**What you are asked to do**
Identify all lines of the data containing the string "type" and copy them.

-.-.-

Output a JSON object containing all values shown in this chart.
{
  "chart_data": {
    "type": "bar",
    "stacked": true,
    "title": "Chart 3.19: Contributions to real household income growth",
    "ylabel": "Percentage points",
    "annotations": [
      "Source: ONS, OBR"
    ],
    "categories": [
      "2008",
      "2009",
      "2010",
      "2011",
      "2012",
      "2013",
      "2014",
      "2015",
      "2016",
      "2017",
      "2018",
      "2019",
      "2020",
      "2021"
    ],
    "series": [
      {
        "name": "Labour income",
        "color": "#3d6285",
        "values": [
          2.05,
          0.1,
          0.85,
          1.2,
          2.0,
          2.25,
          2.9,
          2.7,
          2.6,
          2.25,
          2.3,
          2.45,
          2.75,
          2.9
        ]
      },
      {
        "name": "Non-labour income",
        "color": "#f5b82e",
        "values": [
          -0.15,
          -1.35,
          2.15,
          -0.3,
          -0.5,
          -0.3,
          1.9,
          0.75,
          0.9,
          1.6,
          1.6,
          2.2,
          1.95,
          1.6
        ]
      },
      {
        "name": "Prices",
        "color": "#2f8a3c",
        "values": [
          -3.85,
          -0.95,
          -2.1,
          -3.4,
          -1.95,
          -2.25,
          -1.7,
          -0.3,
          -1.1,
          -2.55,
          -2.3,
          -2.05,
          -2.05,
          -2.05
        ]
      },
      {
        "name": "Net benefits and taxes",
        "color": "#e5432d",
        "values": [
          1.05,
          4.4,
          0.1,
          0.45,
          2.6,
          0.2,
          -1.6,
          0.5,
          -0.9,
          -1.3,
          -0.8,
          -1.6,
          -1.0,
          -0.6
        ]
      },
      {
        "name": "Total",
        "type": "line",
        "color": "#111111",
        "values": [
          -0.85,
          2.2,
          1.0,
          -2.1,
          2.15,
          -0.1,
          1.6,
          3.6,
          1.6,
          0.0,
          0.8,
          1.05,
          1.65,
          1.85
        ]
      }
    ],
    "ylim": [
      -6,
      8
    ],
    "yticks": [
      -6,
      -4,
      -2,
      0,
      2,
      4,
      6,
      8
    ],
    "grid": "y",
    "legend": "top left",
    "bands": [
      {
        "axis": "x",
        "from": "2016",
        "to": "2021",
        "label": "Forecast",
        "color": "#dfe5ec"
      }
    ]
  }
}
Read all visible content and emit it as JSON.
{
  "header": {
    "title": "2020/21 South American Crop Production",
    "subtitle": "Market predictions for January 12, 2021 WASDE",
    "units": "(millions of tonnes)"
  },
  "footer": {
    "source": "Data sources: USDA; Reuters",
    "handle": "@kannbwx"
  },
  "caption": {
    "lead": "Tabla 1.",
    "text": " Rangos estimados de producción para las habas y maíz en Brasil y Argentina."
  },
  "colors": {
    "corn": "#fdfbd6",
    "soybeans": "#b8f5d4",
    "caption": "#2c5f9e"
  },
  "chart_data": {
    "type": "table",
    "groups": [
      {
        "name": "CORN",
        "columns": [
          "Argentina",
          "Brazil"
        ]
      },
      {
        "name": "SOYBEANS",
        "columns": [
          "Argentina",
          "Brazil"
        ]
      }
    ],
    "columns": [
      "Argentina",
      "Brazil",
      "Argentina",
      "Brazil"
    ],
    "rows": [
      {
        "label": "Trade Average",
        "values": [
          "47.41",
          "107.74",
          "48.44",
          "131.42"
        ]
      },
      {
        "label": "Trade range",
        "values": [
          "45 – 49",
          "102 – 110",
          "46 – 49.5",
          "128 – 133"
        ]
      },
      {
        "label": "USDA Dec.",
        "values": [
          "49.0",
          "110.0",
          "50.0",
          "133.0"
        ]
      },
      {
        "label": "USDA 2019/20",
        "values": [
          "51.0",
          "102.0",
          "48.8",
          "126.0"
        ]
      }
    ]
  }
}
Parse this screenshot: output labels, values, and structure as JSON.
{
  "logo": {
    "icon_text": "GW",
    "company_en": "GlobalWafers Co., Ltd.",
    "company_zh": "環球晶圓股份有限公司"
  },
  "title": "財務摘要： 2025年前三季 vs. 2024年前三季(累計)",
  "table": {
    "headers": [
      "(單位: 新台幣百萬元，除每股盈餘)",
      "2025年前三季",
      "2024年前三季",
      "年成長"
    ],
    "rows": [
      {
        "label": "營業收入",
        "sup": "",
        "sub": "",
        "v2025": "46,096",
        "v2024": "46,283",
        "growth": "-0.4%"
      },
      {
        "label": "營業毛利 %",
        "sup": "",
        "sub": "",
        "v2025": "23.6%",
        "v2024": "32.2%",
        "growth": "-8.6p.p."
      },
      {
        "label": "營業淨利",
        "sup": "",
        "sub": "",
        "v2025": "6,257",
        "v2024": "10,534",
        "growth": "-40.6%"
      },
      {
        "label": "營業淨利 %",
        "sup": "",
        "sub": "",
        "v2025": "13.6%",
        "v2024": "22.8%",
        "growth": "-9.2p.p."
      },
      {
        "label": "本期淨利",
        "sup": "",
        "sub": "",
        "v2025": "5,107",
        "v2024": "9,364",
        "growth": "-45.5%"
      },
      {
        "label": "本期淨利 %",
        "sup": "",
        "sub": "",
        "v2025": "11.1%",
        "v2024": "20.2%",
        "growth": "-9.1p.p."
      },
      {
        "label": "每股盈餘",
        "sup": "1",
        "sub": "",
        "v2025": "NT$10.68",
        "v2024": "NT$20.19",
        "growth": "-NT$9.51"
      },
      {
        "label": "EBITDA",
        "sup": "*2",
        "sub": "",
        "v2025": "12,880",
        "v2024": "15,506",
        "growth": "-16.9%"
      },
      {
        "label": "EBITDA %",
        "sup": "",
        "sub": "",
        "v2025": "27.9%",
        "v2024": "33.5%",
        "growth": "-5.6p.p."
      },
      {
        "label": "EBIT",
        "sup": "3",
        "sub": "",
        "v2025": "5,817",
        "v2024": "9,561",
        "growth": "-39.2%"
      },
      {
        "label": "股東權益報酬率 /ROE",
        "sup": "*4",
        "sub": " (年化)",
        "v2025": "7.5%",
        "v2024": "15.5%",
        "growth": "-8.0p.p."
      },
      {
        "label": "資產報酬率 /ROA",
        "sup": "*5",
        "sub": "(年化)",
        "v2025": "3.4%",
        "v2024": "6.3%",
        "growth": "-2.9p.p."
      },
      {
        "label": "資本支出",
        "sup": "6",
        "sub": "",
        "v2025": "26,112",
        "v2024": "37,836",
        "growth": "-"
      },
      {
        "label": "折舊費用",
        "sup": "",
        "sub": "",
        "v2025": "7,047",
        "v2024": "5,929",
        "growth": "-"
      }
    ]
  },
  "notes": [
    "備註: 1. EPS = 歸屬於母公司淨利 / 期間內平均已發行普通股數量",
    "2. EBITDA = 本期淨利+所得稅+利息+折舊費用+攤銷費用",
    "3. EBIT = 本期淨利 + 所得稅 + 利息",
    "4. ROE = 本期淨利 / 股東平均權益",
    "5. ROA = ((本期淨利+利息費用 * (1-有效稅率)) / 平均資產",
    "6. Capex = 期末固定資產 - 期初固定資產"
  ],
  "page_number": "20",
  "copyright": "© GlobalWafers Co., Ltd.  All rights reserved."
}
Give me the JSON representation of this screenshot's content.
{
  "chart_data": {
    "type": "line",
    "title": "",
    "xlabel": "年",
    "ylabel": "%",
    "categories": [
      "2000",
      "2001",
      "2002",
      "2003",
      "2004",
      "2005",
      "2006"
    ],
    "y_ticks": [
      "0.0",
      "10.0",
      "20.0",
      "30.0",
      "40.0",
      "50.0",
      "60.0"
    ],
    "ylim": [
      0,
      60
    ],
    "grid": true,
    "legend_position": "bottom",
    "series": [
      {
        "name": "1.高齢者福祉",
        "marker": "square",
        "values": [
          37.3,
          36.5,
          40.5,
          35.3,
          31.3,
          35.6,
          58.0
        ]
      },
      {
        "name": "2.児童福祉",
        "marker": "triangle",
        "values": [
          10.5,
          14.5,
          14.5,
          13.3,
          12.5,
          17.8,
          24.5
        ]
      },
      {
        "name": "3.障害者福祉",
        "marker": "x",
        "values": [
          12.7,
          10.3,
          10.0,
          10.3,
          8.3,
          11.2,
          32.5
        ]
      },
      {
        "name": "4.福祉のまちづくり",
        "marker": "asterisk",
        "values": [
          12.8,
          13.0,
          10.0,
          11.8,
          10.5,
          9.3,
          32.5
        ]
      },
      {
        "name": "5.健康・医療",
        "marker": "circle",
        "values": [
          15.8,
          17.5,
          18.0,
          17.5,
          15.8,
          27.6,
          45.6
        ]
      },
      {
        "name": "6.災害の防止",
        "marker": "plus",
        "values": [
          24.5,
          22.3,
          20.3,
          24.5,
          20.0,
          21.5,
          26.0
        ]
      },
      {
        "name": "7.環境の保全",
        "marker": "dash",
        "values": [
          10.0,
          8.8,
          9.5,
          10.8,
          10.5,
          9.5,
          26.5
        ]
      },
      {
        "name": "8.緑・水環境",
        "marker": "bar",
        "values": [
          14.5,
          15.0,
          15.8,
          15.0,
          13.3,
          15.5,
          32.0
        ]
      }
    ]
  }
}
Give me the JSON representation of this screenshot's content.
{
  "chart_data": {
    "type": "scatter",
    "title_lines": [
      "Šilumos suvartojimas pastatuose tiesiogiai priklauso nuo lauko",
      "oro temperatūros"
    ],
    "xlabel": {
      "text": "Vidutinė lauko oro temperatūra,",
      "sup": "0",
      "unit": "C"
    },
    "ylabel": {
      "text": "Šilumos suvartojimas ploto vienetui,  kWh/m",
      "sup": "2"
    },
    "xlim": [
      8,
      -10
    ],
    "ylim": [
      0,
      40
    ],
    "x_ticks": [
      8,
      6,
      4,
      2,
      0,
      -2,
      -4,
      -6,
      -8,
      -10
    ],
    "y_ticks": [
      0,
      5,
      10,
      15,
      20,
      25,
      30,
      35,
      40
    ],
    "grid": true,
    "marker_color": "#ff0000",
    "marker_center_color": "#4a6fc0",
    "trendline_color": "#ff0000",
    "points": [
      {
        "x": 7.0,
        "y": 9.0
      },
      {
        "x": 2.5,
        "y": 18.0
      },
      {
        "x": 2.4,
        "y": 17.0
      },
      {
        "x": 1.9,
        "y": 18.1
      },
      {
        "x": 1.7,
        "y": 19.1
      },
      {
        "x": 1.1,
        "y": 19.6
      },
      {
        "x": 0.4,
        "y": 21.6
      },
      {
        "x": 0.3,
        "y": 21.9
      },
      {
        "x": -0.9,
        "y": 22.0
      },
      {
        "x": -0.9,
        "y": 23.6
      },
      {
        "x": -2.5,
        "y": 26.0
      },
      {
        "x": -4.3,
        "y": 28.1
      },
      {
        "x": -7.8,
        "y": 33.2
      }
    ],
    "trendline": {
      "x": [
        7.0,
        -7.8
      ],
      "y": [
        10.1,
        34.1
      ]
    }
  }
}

-.-.-

**Result of this task**
    "type": "bar",
        "type": "line",
    "type": "table",
    "type": "line",
    "type": "scatter",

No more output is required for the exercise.